- _SET TASK_: What is the number of lines holding the word "header"? Give that number alone.
Start of THE RECORDS
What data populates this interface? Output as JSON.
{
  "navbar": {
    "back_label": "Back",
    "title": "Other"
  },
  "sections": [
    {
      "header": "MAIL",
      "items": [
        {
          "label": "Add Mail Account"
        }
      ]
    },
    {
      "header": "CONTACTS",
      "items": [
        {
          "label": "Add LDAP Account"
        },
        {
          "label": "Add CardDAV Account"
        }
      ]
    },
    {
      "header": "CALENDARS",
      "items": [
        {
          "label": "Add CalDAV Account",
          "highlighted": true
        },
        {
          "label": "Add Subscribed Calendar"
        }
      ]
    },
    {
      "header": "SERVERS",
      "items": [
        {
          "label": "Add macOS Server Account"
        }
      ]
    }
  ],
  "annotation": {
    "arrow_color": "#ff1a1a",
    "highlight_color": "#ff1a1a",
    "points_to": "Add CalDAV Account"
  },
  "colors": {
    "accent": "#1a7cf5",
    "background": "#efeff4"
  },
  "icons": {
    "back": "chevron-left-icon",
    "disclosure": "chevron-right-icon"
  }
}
End of THE RECORDS
- _EXERCISE ANSWER_: 4